Dataset entries
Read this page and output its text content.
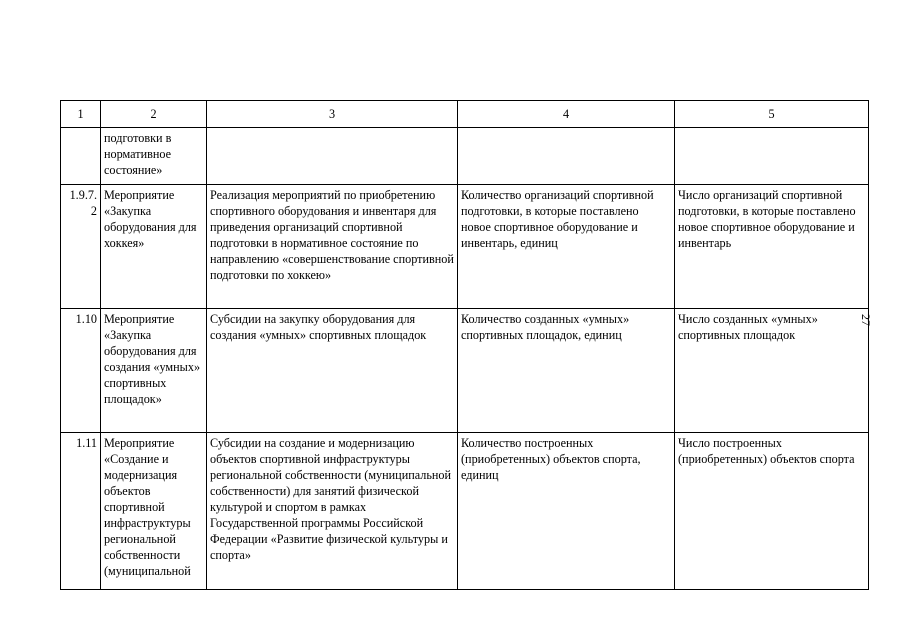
1	2	3	4	5
	подготовки в нормативное состояние»			
1.9.7.2	Мероприятие «Закупка оборудования для хоккея»	Реализация мероприятий по приобретению спортивного оборудования и инвентаря для приведения организаций спортивной подготовки в нормативное состояние по направлению «совершенствование спортивной подготовки по хоккею»	Количество организаций спортивной подготовки, в которые поставлено новое спортивное оборудование и инвентарь, единиц	Число организаций спортивной подготовки, в которые поставлено новое спортивное оборудование и инвентарь
1.10	Мероприятие «Закупка оборудования для создания «умных» спортивных площадок»	Субсидии на закупку оборудования для создания «умных» спортивных площадок	Количество созданных «умных» спортивных площадок, единиц	Число созданных «умных» спортивных площадок
1.11	Мероприятие «Создание и модернизация объектов спортивной инфраструктуры региональной собственности (муниципальной	Субсидии на создание и модернизацию объектов спортивной инфраструктуры региональной собственности (муниципальной собственности) для занятий физической культурой и спортом в рамках Государственной программы Российской Федерации «Развитие физической культуры и спорта»	Количество построенных (приобретенных) объектов спорта, единиц	Число построенных (приобретенных) объектов спорта
27
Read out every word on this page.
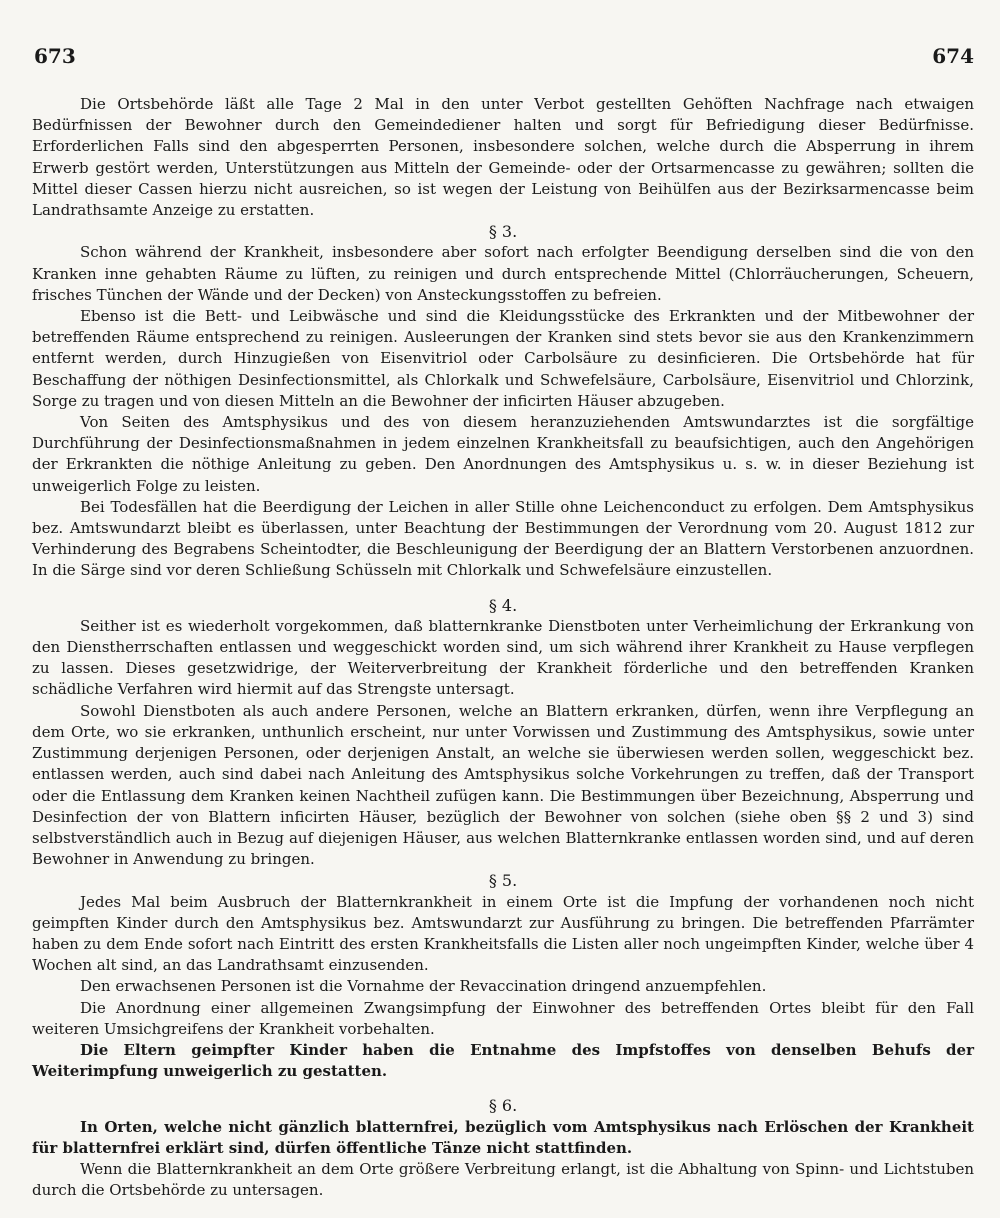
673	674

Die Ortsbehörde läßt alle Tage 2 Mal in den unter Verbot gestellten Gehöften Nachfrage nach etwaigen Bedürfnissen der Bewohner durch den Gemeindediener halten und sorgt für Befriedigung dieser Bedürfnisse. Erforderlichen Falls sind den abgesperrten Personen, insbesondere solchen, welche durch die Absperrung in ihrem Erwerb gestört werden, Unterstützungen aus Mitteln der Gemeinde- oder der Ortsarmencasse zu gewähren; sollten die Mittel dieser Cassen hierzu nicht ausreichen, so ist wegen der Leistung von Beihülfen aus der Bezirksarmencasse beim Landrathsamte Anzeige zu erstatten.

§ 3.

Schon während der Krankheit, insbesondere aber sofort nach erfolgter Beendigung derselben sind die von den Kranken inne gehabten Räume zu lüften, zu reinigen und durch entsprechende Mittel (Chlorräucherungen, Scheuern, frisches Tünchen der Wände und der Decken) von Ansteckungsstoffen zu befreien.

Ebenso ist die Bett- und Leibwäsche und sind die Kleidungsstücke des Erkrankten und der Mitbewohner der betreffenden Räume entsprechend zu reinigen. Ausleerungen der Kranken sind stets bevor sie aus den Krankenzimmern entfernt werden, durch Hinzugießen von Eisenvitriol oder Carbolsäure zu desinficieren. Die Ortsbehörde hat für Beschaffung der nöthigen Desinfectionsmittel, als Chlorkalk und Schwefelsäure, Carbolsäure, Eisenvitriol und Chlorzink, Sorge zu tragen und von diesen Mitteln an die Bewohner der inficirten Häuser abzugeben.

Von Seiten des Amtsphysikus und des von diesem heranzuziehenden Amtswundarztes ist die sorgfältige Durchführung der Desinfectionsmaßnahmen in jedem einzelnen Krankheitsfall zu beaufsichtigen, auch den Angehörigen der Erkrankten die nöthige Anleitung zu geben. Den Anordnungen des Amtsphysikus u. s. w. in dieser Beziehung ist unweigerlich Folge zu leisten.

Bei Todesfällen hat die Beerdigung der Leichen in aller Stille ohne Leichenconduct zu erfolgen. Dem Amtsphysikus bez. Amtswundarzt bleibt es überlassen, unter Beachtung der Bestimmungen der Verordnung vom 20. August 1812 zur Verhinderung des Begrabens Scheintodter, die Beschleunigung der Beerdigung der an Blattern Verstorbenen anzuordnen. In die Särge sind vor deren Schließung Schüsseln mit Chlorkalk und Schwefelsäure einzustellen.

§ 4.

Seither ist es wiederholt vorgekommen, daß blatternkranke Dienstboten unter Verheimlichung der Erkrankung von den Dienstherrschaften entlassen und weggeschickt worden sind, um sich während ihrer Krankheit zu Hause verpflegen zu lassen. Dieses gesetzwidrige, der Weiterverbreitung der Krankheit förderliche und den betreffenden Kranken schädliche Verfahren wird hiermit auf das Strengste untersagt.

Sowohl Dienstboten als auch andere Personen, welche an Blattern erkranken, dürfen, wenn ihre Verpflegung an dem Orte, wo sie erkranken, unthunlich erscheint, nur unter Vorwissen und Zustimmung des Amtsphysikus, sowie unter Zustimmung derjenigen Personen, oder derjenigen Anstalt, an welche sie überwiesen werden sollen, weggeschickt bez. entlassen werden, auch sind dabei nach Anleitung des Amtsphysikus solche Vorkehrungen zu treffen, daß der Transport oder die Entlassung dem Kranken keinen Nachtheil zufügen kann. Die Bestimmungen über Bezeichnung, Absperrung und Desinfection der von Blattern inficirten Häuser, bezüglich der Bewohner von solchen (siehe oben §§ 2 und 3) sind selbstverständlich auch in Bezug auf diejenigen Häuser, aus welchen Blatternkranke entlassen worden sind, und auf deren Bewohner in Anwendung zu bringen.

§ 5.

Jedes Mal beim Ausbruch der Blatternkrankheit in einem Orte ist die Impfung der vorhandenen noch nicht geimpften Kinder durch den Amtsphysikus bez. Amtswundarzt zur Ausführung zu bringen. Die betreffenden Pfarrämter haben zu dem Ende sofort nach Eintritt des ersten Krankheitsfalls die Listen aller noch ungeimpften Kinder, welche über 4 Wochen alt sind, an das Landrathsamt einzusenden.

Den erwachsenen Personen ist die Vornahme der Revaccination dringend anzuempfehlen.

Die Anordnung einer allgemeinen Zwangsimpfung der Einwohner des betreffenden Ortes bleibt für den Fall weiteren Umsichgreifens der Krankheit vorbehalten.

Die Eltern geimpfter Kinder haben die Entnahme des Impfstoffes von denselben Behufs der Weiterimpfung unweigerlich zu gestatten.

§ 6.

In Orten, welche nicht gänzlich blatternfrei, bezüglich vom Amtsphysikus nach Erlöschen der Krankheit für blatternfrei erklärt sind, dürfen öffentliche Tänze nicht stattfinden.

Wenn die Blatternkrankheit an dem Orte größere Verbreitung erlangt, ist die Abhaltung von Spinn- und Lichtstuben durch die Ortsbehörde zu untersagen.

To do: Using the records above, pull out each line where the word "Read" occurs.

Correct response:
Read this page and output its text content.
Read out every word on this page.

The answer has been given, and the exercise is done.